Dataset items
[BEGIN]

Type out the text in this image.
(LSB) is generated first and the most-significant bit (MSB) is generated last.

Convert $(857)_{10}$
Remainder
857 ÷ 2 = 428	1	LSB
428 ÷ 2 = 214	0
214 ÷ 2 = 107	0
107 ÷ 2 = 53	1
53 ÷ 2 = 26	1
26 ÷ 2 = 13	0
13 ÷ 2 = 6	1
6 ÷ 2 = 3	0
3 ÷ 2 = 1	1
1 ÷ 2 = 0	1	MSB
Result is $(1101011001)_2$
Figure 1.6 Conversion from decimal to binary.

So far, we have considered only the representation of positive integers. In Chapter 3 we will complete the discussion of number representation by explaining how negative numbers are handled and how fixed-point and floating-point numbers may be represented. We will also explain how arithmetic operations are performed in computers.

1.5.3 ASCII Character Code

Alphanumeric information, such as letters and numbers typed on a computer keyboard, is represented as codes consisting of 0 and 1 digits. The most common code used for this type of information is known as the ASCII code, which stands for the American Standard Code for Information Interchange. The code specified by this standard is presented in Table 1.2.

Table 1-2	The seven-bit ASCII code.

[END]
[BEGIN]

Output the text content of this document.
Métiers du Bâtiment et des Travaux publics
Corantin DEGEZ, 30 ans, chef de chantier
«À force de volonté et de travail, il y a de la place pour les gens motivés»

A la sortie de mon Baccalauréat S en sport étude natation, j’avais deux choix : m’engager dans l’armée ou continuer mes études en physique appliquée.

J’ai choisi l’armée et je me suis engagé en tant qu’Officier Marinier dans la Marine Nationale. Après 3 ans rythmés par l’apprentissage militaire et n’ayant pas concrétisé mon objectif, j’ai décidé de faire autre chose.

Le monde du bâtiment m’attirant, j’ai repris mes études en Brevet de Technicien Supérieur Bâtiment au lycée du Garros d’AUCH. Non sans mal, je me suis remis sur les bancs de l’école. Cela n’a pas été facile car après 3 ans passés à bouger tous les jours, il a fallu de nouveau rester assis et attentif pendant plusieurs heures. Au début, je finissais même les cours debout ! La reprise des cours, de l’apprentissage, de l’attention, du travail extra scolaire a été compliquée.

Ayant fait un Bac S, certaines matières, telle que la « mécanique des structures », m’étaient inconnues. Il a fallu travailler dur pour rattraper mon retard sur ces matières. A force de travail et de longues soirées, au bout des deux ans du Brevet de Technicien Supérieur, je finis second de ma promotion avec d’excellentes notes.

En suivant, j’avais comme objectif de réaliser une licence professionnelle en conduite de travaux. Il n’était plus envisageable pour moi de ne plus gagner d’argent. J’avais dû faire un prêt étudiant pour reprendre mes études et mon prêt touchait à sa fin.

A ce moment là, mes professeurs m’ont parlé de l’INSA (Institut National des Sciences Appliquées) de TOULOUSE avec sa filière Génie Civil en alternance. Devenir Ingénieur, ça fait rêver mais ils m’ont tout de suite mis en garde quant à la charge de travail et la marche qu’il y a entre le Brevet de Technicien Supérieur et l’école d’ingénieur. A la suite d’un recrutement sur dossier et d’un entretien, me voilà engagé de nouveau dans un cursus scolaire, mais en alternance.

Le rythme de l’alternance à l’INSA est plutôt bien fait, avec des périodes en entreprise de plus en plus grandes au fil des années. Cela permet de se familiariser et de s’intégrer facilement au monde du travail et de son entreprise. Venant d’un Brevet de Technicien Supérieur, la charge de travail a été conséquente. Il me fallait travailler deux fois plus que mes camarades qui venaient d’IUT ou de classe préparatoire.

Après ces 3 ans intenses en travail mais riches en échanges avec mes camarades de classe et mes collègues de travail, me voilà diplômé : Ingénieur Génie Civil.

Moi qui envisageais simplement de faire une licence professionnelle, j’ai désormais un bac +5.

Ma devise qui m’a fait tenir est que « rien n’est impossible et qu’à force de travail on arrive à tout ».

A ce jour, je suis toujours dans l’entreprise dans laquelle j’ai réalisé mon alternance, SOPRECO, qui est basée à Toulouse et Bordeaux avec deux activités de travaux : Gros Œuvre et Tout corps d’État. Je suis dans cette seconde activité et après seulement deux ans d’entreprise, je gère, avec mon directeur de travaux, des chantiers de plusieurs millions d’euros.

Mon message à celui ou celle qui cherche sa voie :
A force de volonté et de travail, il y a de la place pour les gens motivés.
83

[END]

• JOB: Check each line above for "text" and return the ones that have it.

• WRITTEN SOLUTION:
Type out the text in this image.
Output the text content of this document.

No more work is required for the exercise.